WHAT THE TASK REQUIRES
Count the lines below that contain the word "Output". Give only the number.
--- begin EXERCISE MATERIAL ---
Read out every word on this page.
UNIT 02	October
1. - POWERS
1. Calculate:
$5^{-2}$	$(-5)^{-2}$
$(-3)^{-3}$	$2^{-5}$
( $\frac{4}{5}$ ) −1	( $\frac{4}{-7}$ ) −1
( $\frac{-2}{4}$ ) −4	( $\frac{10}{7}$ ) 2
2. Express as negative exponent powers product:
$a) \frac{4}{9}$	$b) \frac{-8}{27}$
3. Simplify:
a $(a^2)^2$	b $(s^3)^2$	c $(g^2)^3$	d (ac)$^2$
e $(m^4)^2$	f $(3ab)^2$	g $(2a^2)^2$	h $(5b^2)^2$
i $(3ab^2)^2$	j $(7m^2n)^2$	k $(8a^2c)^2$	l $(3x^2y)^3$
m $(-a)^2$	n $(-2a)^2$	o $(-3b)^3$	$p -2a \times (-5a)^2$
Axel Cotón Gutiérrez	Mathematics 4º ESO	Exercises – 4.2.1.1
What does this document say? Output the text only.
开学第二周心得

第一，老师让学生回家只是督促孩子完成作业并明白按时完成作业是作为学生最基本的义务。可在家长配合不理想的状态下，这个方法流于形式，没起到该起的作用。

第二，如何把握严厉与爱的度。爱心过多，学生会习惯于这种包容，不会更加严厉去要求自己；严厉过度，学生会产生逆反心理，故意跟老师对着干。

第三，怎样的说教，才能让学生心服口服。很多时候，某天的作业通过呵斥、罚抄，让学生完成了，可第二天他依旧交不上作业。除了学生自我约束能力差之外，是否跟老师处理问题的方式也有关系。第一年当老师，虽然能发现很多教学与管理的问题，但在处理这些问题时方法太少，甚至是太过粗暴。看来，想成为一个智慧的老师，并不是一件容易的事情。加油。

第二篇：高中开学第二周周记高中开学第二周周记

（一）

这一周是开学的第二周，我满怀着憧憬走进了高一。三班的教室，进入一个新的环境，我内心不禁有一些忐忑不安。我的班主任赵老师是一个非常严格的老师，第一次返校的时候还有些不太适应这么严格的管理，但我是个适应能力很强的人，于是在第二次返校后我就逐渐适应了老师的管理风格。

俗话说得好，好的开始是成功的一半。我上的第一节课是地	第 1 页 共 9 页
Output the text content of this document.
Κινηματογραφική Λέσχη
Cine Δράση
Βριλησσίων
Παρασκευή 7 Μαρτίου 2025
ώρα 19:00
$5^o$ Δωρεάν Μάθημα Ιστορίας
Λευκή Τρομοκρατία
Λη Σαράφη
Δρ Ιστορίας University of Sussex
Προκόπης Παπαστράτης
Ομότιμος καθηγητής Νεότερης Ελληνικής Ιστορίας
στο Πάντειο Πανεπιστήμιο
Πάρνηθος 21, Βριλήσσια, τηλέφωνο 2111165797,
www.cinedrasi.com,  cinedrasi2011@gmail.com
--- end EXERCISE MATERIAL ---
TASK SOLUTION
2